*THE PROBLEM*
Format the records below, from their first line through the line that contains "data-point: [476, 171, 489, 184]", inclusive of both, as a JSON list of strings with one string for each line and blank lines omitted.

Begin DATA FOR PROCESSING

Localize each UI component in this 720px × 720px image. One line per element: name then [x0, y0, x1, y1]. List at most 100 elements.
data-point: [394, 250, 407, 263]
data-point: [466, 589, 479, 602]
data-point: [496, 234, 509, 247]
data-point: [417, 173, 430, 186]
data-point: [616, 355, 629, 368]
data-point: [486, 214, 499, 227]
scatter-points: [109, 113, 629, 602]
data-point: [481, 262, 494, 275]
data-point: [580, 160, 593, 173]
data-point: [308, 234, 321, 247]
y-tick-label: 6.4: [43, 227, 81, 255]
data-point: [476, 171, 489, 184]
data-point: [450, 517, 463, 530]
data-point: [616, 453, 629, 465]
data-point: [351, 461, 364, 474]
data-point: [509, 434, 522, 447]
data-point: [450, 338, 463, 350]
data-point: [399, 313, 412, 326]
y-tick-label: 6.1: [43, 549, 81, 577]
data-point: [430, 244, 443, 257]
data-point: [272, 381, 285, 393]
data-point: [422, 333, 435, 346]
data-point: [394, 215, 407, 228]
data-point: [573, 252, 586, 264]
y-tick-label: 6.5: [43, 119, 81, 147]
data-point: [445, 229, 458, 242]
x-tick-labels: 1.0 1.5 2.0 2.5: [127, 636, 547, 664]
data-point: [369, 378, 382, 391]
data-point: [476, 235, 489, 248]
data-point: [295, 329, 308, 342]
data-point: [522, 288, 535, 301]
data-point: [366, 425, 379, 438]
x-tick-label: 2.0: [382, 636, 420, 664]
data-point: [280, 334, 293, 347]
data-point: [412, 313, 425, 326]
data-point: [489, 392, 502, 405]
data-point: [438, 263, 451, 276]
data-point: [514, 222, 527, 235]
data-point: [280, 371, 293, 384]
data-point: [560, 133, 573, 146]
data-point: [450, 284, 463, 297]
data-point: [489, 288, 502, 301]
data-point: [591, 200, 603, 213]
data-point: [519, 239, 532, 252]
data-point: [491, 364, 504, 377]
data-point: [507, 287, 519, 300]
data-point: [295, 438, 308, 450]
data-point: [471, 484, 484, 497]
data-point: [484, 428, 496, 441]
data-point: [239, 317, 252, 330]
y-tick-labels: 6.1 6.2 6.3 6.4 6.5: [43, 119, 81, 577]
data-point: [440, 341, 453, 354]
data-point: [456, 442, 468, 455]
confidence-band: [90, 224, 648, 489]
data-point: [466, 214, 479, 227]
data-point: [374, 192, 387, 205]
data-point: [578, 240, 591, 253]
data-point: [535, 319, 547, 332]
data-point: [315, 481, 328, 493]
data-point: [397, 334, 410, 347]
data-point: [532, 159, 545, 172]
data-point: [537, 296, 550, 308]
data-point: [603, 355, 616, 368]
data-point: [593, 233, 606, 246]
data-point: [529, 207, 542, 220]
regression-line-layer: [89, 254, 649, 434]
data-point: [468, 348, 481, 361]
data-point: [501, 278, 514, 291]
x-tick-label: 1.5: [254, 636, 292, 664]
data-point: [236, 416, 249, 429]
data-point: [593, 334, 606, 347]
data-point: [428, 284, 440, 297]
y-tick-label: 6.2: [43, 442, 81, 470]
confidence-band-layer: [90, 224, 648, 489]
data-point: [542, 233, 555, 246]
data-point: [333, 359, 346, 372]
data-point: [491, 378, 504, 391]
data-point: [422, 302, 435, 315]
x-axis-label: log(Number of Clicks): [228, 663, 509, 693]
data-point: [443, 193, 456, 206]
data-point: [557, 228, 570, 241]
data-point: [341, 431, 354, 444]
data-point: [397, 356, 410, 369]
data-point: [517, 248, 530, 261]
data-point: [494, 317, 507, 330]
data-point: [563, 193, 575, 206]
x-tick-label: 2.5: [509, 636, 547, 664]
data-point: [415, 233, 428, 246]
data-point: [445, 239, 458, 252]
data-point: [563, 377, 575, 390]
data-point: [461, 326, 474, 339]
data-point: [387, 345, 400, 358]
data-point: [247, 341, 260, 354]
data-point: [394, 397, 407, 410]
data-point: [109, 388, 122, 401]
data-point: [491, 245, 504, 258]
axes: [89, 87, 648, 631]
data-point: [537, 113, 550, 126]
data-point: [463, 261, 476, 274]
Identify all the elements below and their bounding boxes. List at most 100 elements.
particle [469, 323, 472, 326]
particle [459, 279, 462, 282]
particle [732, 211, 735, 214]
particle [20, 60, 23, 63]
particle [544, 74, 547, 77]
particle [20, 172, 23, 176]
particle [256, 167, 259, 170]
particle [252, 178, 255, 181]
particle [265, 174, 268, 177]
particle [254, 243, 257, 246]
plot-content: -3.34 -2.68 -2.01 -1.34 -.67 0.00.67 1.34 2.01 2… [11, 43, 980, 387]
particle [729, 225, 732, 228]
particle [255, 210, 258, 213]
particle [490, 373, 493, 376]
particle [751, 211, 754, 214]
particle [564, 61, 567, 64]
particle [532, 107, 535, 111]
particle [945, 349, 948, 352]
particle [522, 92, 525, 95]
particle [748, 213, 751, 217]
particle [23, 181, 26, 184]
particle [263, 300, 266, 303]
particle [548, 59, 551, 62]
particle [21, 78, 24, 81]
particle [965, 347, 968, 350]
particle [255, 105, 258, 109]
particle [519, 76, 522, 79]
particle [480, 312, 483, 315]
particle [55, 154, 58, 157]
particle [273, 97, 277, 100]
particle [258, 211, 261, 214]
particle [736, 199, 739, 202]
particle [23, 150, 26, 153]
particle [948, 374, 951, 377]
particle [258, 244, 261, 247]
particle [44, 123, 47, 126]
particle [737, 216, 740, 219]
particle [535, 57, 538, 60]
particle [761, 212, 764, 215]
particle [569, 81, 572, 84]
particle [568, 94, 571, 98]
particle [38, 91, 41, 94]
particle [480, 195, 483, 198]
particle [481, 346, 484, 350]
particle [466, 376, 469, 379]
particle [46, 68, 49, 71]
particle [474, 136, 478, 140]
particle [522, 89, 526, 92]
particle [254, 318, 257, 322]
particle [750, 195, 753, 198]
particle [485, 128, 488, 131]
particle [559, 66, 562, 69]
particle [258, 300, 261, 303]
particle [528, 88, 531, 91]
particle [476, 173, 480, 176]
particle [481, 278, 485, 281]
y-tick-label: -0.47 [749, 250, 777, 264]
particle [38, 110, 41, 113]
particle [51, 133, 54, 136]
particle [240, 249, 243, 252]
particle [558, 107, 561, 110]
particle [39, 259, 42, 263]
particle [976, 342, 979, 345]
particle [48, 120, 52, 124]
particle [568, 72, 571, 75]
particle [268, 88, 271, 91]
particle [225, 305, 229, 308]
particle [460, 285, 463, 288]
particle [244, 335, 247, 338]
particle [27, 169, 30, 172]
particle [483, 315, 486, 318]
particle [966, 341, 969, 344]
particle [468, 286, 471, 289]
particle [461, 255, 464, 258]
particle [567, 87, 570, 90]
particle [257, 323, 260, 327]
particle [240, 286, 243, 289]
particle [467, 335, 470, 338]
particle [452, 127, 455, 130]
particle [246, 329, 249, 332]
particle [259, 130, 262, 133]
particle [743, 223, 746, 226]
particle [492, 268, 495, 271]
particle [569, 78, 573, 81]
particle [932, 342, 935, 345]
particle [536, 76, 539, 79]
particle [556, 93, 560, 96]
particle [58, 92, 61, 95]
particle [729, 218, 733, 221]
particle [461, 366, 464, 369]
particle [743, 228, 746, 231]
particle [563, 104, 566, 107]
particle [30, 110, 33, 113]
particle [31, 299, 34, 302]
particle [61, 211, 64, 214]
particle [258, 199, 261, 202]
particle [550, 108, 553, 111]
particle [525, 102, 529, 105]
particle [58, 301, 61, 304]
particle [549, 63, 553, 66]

End DATA FOR PROCESSING

*RESPONSE*
[
  "Localize each UI component in this 720px × 720px image. One line per element: name then [x0, y0, x1, y1]. List at most 100 elements.",
  "data-point: [394, 250, 407, 263]",
  "data-point: [466, 589, 479, 602]",
  "data-point: [496, 234, 509, 247]",
  "data-point: [417, 173, 430, 186]",
  "data-point: [616, 355, 629, 368]",
  "data-point: [486, 214, 499, 227]",
  "scatter-points: [109, 113, 629, 602]",
  "data-point: [481, 262, 494, 275]",
  "data-point: [580, 160, 593, 173]",
  "data-point: [308, 234, 321, 247]",
  "y-tick-label: 6.4: [43, 227, 81, 255]",
  "data-point: [476, 171, 489, 184]"
]